» Task objective
Keep every line where the word "CBIT" appears; drop the rest.

» Material supplied
----
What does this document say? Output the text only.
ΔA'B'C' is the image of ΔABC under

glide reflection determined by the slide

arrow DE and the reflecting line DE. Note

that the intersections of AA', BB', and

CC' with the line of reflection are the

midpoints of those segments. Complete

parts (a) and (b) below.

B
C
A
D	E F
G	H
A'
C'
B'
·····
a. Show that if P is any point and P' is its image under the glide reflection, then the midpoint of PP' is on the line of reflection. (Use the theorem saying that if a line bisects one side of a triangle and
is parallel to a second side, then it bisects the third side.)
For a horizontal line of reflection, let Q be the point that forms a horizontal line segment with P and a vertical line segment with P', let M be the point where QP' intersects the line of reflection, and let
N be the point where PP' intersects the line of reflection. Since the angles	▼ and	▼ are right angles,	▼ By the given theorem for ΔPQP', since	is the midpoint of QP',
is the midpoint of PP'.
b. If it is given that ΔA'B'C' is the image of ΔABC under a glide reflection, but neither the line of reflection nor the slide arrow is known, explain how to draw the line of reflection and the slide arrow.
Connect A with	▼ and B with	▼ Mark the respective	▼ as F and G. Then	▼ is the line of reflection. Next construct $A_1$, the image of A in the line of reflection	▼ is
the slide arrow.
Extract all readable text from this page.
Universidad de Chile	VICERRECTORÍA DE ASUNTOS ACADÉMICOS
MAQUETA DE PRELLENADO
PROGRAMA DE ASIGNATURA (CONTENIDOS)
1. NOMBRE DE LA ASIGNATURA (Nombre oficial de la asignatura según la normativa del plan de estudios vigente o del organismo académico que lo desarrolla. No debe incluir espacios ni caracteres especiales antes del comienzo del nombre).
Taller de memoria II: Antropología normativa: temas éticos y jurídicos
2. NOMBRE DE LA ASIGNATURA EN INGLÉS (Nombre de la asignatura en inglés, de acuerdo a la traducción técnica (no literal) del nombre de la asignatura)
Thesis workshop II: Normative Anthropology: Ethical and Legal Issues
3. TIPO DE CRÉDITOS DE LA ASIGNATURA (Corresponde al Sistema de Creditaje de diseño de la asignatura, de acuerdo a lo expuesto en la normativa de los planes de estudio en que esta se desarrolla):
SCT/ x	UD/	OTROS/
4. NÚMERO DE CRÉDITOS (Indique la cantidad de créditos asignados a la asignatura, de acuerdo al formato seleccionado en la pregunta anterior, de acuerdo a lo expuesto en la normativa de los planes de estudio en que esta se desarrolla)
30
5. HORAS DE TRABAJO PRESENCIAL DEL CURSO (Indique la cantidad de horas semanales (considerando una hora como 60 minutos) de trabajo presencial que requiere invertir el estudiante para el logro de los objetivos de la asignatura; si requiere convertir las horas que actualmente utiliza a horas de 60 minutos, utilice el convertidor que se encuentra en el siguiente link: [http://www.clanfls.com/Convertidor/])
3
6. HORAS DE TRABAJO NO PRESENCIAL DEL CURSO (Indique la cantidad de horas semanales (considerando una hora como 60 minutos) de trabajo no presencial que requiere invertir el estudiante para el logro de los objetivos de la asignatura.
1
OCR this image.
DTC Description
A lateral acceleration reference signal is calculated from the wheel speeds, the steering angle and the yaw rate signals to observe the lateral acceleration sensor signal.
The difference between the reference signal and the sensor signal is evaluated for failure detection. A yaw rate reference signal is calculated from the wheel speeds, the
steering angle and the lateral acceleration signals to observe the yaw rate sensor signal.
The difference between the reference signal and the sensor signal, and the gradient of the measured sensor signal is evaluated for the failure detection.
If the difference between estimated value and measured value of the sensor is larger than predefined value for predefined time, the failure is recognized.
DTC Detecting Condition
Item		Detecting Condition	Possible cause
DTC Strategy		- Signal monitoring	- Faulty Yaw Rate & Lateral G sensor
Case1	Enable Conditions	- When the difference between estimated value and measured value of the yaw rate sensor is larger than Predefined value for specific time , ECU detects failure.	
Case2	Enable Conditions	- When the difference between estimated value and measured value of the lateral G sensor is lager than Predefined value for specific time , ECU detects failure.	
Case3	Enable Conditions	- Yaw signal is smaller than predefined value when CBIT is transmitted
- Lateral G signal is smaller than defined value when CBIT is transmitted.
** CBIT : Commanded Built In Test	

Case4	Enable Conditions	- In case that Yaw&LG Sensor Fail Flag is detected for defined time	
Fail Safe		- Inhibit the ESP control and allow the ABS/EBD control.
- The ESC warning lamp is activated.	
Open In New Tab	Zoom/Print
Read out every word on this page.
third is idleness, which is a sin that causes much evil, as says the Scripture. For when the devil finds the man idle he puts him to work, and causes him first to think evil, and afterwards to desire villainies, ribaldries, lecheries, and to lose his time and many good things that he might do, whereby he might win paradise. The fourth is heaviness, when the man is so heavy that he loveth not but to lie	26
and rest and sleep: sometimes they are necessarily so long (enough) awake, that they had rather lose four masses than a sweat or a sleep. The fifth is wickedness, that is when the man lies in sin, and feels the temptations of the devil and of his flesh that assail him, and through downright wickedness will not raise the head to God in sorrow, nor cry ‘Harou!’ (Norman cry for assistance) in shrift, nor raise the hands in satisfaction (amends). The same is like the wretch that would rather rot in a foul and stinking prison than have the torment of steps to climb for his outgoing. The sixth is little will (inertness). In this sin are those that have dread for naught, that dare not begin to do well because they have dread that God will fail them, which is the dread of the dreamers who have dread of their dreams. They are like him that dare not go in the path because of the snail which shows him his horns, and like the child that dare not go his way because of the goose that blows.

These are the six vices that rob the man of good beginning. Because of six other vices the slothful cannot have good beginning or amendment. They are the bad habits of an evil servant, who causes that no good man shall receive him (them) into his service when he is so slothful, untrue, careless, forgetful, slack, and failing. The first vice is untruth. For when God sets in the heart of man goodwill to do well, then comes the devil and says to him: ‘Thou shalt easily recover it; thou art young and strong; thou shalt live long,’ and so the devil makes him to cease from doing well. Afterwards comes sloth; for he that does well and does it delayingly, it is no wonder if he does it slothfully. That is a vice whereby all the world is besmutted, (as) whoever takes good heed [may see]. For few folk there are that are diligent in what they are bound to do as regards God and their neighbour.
----
» Full answer
Case3	Enable Conditions	- Yaw signal is smaller than predefined value when CBIT is transmitted
- Lateral G signal is smaller than defined value when CBIT is transmitted.
** CBIT : Commanded Built In Test	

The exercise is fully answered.